#### [Page excerpt]
┌──
New York has extremely strong party protection regs on the books, a result of the history of strong machine politics in the state. To vote in a party’s primary, you need to have registered for that party officially (which you do when you register to vote) at least a year before that primary. They do not make it easy to switch parties rapidly.

So you don’t see the “tee hee, I’m going to vote in the other party’s primary to screw with it” shenanigans that various people played in 2016, for instance, thinking how cute it would be to foist Trump on the Republicans as a candidate. Har har.

Ohio does it differently.


Under Ohio law, a voter affiliates for voter registration purposes with a political party by voting in that party’s primary election. A voter is a member of a political party if:

(1) they voted in that party’s primary election within the preceding two calendar years, or
(2) they did not vote in any other party’s primary election within the preceding two calendar years.

Likewise, by law, a voter is identified as unaffiliated with a party if they did not vote in a party’s primary election within the preceding two calendar years. Party affiliation numbers as recorded by the county boards of elections fluctuate based upon a number of factors; most prevalently voter participation in primary elections.

According to the county boards of elections’ voter registration and voter history data from 2019-2021, Ohio’s voter affiliation breakdown is currently as follows:

Number of Registered Voters in Ohio: 7,982,501
Number of Registered Democrats: 947,027
Number of Registered Republicans: 836,080
Number of Registered Libertarians: 2,847
Number of Unaffiliated Registered Voters: 6,196,547

This is an important consideration — the vast majority of Ohio’s registered voters are considered unaffiliated with a party, because they’ve not voted in any party’s primary within 2 calendar years. That’s 78% unaffiliated.
└──
#### [Extracted information]
┌──
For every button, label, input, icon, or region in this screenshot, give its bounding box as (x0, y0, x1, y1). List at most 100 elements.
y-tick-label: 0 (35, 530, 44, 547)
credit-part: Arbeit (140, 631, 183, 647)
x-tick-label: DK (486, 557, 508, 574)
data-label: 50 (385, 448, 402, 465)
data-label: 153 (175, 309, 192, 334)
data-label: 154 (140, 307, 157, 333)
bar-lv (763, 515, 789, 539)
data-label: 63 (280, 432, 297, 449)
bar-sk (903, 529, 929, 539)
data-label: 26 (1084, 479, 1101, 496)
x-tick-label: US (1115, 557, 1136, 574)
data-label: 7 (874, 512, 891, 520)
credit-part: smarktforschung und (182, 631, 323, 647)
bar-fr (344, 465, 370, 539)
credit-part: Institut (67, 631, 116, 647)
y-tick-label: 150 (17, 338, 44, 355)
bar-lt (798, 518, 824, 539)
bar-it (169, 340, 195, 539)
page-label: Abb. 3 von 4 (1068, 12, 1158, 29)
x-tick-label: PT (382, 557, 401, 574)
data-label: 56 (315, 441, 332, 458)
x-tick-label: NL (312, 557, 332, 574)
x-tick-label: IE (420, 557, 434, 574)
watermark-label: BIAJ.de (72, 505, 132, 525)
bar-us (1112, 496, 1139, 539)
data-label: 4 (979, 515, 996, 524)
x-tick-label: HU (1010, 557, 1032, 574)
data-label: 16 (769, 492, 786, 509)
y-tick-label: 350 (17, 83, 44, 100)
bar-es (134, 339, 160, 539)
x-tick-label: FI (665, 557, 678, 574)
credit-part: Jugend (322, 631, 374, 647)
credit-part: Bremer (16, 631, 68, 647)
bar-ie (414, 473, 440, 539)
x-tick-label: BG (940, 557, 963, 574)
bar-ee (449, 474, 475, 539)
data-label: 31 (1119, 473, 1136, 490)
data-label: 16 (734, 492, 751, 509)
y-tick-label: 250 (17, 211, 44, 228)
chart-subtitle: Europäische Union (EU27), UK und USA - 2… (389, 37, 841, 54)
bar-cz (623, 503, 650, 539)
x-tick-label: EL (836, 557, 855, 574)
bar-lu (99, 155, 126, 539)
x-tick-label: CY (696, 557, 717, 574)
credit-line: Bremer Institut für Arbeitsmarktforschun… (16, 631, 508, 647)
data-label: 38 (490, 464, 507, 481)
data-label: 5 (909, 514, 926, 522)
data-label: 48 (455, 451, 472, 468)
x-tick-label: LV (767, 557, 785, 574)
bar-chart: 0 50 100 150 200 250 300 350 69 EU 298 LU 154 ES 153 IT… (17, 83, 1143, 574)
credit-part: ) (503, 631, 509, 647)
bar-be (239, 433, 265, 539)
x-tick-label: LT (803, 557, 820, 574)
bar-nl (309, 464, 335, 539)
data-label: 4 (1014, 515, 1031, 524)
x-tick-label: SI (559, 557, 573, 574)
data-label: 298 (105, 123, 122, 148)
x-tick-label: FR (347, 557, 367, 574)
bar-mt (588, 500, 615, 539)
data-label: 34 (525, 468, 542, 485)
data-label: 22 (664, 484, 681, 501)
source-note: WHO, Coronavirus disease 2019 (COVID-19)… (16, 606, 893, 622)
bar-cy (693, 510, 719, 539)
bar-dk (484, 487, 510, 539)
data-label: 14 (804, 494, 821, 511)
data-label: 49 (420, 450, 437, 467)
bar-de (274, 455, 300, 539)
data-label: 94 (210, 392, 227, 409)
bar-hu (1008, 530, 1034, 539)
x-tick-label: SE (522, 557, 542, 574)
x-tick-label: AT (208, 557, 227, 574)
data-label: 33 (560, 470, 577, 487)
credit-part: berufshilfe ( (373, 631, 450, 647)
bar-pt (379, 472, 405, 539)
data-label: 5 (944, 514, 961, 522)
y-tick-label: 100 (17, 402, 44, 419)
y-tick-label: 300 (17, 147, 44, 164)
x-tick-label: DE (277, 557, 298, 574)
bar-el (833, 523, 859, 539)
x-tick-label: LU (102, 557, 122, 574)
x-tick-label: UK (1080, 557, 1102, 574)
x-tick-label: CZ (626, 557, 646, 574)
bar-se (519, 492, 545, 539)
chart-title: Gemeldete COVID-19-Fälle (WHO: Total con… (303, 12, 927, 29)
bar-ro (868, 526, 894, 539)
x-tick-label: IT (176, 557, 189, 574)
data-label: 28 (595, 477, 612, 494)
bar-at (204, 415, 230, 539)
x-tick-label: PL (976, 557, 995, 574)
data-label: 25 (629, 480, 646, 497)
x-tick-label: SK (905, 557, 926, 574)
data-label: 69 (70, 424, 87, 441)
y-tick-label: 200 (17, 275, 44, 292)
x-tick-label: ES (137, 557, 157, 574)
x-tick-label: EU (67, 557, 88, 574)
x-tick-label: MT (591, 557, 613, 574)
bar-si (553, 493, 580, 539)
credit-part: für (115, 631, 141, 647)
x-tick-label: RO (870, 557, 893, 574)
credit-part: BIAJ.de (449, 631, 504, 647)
└──
Copy the stretch from "(1) they voted" through "in primary elections." out of the passage on party registration rules. The entries are separate material with no tie to the passage on party registration rules.

#### [Task solution]
(1) they voted in that party’s primary election within the preceding two calendar years, or
(2) they did not vote in any other party’s primary election within the preceding two calendar years.

Likewise, by law, a voter is identified as unaffiliated with a party if they did not vote in a party’s primary election within the preceding two calendar years. Party affiliation numbers as recorded by the county boards of elections fluctuate based upon a number of factors; most prevalently voter participation in primary elections.